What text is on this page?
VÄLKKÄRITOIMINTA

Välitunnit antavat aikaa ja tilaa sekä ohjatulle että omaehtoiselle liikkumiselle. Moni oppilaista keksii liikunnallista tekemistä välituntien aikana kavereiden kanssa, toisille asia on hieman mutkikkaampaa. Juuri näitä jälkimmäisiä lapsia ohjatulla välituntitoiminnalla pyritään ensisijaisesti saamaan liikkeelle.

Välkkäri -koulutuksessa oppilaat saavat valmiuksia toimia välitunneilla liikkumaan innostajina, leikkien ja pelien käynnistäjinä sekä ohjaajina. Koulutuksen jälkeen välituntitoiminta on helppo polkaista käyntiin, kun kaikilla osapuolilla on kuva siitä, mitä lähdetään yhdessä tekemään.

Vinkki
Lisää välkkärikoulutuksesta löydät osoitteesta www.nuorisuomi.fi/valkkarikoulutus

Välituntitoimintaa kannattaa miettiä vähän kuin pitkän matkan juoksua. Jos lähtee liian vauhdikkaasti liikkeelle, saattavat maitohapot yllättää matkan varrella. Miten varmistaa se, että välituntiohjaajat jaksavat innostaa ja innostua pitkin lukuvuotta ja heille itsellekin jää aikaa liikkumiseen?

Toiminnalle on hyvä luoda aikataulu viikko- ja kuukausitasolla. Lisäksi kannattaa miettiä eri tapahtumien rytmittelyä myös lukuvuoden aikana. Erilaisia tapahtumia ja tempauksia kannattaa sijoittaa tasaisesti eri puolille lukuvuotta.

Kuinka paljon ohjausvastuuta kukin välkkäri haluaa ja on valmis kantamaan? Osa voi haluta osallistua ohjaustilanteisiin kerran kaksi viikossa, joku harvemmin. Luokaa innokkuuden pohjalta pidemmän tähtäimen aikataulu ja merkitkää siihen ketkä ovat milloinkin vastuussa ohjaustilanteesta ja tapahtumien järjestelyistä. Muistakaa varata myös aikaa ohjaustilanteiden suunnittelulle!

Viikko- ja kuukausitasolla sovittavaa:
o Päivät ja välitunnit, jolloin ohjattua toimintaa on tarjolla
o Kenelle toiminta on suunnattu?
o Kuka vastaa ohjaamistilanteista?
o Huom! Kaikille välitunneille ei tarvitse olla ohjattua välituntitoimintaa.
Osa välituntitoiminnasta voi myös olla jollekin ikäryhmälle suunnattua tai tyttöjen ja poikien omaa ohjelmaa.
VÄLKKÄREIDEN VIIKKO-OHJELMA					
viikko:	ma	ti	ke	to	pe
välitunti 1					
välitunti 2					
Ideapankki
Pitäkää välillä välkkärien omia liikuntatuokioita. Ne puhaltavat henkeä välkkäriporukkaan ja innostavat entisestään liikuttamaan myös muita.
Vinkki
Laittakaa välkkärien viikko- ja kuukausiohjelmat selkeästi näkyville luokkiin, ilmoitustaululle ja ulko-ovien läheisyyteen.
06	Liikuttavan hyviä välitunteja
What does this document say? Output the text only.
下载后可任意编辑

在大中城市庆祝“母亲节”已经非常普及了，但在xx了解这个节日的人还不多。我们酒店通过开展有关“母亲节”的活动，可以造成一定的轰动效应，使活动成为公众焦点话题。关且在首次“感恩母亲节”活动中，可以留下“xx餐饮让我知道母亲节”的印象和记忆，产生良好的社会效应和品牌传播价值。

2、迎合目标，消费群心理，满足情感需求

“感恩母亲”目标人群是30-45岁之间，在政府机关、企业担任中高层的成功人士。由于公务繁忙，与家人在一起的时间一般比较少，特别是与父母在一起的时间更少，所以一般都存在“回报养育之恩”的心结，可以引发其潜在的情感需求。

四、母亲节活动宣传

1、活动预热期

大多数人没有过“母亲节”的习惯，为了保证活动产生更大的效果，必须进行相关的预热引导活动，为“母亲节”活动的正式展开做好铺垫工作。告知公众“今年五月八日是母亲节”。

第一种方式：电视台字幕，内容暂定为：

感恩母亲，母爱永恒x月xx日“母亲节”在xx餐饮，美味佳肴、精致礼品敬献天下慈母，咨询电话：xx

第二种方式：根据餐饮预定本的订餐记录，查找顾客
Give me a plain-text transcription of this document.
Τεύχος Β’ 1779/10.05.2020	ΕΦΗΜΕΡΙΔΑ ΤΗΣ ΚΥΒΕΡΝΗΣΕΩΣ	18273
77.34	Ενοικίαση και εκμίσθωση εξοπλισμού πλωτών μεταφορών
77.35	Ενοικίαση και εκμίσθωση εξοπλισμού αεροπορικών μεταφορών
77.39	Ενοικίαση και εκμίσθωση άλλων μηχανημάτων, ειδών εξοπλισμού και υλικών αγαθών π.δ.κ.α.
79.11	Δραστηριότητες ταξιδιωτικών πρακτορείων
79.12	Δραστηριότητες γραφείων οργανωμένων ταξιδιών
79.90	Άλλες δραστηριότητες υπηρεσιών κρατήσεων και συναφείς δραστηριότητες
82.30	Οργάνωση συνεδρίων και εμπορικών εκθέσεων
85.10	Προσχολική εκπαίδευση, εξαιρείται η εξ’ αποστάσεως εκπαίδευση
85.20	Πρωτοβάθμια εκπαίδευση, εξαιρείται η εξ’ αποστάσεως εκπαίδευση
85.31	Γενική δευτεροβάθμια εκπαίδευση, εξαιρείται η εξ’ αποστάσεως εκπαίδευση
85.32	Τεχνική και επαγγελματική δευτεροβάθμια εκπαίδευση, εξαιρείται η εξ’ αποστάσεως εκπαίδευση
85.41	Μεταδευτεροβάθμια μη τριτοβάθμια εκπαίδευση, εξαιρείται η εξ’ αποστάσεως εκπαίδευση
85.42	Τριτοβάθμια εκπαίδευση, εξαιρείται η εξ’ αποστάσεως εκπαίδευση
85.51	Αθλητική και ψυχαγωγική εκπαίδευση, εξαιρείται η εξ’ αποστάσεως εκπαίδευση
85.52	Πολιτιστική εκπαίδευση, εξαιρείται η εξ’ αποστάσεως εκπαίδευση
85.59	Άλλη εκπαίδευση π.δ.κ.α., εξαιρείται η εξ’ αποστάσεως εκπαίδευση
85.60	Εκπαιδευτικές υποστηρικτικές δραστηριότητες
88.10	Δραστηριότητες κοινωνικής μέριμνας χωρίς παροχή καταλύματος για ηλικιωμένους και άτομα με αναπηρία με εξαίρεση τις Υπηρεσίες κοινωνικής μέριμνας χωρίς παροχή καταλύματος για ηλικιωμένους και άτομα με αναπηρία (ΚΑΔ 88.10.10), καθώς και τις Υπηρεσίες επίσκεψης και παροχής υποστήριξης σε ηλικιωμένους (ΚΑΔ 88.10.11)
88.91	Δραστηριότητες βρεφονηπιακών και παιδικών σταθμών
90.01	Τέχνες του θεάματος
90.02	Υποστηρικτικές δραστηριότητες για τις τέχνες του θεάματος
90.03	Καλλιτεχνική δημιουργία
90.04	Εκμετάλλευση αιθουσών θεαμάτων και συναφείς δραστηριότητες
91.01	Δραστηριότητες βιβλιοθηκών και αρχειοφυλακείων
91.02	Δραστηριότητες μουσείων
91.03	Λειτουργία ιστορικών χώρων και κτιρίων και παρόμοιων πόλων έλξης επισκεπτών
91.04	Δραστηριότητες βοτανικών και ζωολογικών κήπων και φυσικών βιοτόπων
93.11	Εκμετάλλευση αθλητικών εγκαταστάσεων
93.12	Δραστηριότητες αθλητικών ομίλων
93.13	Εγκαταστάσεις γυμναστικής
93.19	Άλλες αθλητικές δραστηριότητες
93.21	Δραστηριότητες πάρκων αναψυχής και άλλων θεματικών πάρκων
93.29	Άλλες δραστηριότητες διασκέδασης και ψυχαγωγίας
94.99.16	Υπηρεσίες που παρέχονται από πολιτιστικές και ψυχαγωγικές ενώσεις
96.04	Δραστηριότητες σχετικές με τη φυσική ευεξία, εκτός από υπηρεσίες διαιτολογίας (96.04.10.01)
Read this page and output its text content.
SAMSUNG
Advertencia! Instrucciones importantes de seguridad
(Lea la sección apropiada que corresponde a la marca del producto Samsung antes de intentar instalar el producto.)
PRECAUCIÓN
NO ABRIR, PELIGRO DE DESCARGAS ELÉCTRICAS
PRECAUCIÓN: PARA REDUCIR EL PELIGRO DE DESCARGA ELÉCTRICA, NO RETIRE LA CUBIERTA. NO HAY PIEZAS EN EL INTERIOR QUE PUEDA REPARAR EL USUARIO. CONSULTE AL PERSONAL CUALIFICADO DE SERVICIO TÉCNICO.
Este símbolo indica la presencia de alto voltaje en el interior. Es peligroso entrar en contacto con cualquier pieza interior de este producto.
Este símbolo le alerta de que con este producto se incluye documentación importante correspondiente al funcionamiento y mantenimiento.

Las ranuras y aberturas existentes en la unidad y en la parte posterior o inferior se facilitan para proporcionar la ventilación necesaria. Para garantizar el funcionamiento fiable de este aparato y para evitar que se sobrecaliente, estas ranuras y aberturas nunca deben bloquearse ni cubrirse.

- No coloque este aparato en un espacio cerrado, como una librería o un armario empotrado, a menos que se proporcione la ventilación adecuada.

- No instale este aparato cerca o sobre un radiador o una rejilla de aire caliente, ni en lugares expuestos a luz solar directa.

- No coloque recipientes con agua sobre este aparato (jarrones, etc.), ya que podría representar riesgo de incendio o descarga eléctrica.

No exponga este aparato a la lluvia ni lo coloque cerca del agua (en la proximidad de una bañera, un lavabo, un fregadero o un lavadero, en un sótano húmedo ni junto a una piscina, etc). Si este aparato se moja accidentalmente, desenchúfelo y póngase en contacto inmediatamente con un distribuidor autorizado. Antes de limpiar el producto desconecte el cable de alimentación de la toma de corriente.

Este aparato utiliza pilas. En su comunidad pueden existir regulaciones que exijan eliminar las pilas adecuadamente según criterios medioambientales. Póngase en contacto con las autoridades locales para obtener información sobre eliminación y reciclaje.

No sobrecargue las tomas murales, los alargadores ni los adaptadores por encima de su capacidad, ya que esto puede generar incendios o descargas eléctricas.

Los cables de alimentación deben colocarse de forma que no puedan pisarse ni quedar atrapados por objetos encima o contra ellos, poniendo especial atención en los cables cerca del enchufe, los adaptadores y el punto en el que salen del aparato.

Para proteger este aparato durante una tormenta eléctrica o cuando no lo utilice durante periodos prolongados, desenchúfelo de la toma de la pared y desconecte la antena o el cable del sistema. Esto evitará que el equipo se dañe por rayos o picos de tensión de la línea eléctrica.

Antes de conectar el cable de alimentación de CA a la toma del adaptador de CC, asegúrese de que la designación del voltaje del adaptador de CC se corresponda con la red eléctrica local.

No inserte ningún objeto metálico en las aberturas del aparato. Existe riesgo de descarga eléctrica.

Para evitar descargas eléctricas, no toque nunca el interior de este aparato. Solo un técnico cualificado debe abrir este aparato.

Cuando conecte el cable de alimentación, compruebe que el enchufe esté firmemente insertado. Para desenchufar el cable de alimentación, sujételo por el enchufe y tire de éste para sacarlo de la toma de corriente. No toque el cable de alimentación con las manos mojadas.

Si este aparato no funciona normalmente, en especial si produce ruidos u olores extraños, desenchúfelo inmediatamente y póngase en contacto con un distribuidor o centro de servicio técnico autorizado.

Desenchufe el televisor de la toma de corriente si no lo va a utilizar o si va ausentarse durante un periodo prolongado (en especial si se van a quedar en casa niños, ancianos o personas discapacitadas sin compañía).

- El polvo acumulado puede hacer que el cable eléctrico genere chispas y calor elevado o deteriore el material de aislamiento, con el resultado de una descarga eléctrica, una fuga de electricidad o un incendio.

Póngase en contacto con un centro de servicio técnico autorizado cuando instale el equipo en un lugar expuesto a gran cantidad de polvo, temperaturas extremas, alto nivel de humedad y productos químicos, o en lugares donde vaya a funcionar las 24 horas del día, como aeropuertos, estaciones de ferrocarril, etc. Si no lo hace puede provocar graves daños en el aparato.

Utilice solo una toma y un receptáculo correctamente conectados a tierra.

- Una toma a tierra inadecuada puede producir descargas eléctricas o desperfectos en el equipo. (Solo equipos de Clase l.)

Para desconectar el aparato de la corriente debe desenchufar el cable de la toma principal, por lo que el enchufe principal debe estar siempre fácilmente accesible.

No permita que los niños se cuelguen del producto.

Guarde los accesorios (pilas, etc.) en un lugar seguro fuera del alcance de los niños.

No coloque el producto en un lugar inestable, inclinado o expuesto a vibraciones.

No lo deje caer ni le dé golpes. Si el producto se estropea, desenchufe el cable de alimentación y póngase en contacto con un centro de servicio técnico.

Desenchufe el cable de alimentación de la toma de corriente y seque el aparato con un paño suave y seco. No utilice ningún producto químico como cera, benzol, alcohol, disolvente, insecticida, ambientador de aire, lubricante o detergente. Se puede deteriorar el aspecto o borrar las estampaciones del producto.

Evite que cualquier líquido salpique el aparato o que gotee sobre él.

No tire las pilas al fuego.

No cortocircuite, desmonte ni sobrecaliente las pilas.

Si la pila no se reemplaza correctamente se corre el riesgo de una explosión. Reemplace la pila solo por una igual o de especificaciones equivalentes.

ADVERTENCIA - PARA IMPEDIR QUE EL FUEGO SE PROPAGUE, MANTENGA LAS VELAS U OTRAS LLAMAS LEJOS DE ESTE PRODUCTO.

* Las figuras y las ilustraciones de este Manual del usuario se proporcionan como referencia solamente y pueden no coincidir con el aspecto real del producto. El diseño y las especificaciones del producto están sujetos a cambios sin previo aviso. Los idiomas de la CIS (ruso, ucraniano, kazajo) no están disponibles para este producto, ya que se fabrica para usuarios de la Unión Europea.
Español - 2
•••
## [To be done]
Each line in the entries above that includes the string "inmediatamente" should be extracted.

## [Output of the task]
No exponga este aparato a la lluvia ni lo coloque cerca del agua (en la proximidad de una bañera, un lavabo, un fregadero o un lavadero, en un sótano húmedo ni junto a una piscina, etc). Si este aparato se moja accidentalmente, desenchúfelo y póngase en contacto inmediatamente con un distribuidor autorizado. Antes de limpiar el producto desconecte el cable de alimentación de la toma de corriente.
Si este aparato no funciona normalmente, en especial si produce ruidos u olores extraños, desenchúfelo inmediatamente y póngase en contacto con un distribuidor o centro de servicio técnico autorizado.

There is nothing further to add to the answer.